_WORK TO BE COMPLETED_
Are you able to quote each entry exactly as written?

Extracted data entries:

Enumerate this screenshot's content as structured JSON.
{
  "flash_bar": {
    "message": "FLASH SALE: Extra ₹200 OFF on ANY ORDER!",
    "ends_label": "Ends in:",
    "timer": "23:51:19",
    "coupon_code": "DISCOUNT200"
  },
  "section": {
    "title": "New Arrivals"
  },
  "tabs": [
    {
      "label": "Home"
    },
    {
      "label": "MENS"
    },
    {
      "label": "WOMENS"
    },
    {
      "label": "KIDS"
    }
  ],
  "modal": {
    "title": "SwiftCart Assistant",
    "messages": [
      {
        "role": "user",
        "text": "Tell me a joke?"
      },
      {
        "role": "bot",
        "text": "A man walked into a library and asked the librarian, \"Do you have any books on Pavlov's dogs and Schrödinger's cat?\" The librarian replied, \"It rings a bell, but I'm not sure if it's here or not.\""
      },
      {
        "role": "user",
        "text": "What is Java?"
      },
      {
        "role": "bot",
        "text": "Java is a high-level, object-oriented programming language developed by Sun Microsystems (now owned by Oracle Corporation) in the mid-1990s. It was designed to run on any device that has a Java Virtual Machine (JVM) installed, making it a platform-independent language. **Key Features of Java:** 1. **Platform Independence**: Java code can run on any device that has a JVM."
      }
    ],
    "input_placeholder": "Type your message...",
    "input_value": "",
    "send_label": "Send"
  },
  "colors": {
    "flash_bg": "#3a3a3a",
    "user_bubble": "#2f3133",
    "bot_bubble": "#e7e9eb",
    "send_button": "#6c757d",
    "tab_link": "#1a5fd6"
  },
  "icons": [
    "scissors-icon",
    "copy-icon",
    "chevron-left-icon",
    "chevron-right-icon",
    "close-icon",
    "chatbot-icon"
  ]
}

_OUTPUT FOR THIS EXERCISE_
Enumerate this screenshot's content as structured JSON.
{
  "flash_bar": {
    "message": "FLASH SALE: Extra ₹200 OFF on ANY ORDER!",
    "ends_label": "Ends in:",
    "timer": "23:51:19",
    "coupon_code": "DISCOUNT200"
  },
  "section": {
    "title": "New Arrivals"
  },
  "tabs": [
    {
      "label": "Home"
    },
    {
      "label": "MENS"
    },
    {
      "label": "WOMENS"
    },
    {
      "label": "KIDS"
    }
  ],
  "modal": {
    "title": "SwiftCart Assistant",
    "messages": [
      {
        "role": "user",
        "text": "Tell me a joke?"
      },
      {
        "role": "bot",
        "text": "A man walked into a library and asked the librarian, \"Do you have any books on Pavlov's dogs and Schrödinger's cat?\" The librarian replied, \"It rings a bell, but I'm not sure if it's here or not.\""
      },
      {
        "role": "user",
        "text": "What is Java?"
      },
      {
        "role": "bot",
        "text": "Java is a high-level, object-oriented programming language developed by Sun Microsystems (now owned by Oracle Corporation) in the mid-1990s. It was designed to run on any device that has a Java Virtual Machine (JVM) installed, making it a platform-independent language. **Key Features of Java:** 1. **Platform Independence**: Java code can run on any device that has a JVM."
      }
    ],
    "input_placeholder": "Type your message...",
    "input_value": "",
    "send_label": "Send"
  },
  "colors": {
    "flash_bg": "#3a3a3a",
    "user_bubble": "#2f3133",
    "bot_bubble": "#e7e9eb",
    "send_button": "#6c757d",
    "tab_link": "#1a5fd6"
  },
  "icons": [
    "scissors-icon",
    "copy-icon",
    "chevron-left-icon",
    "chevron-right-icon",
    "close-icon",
    "chatbot-icon"
  ]
}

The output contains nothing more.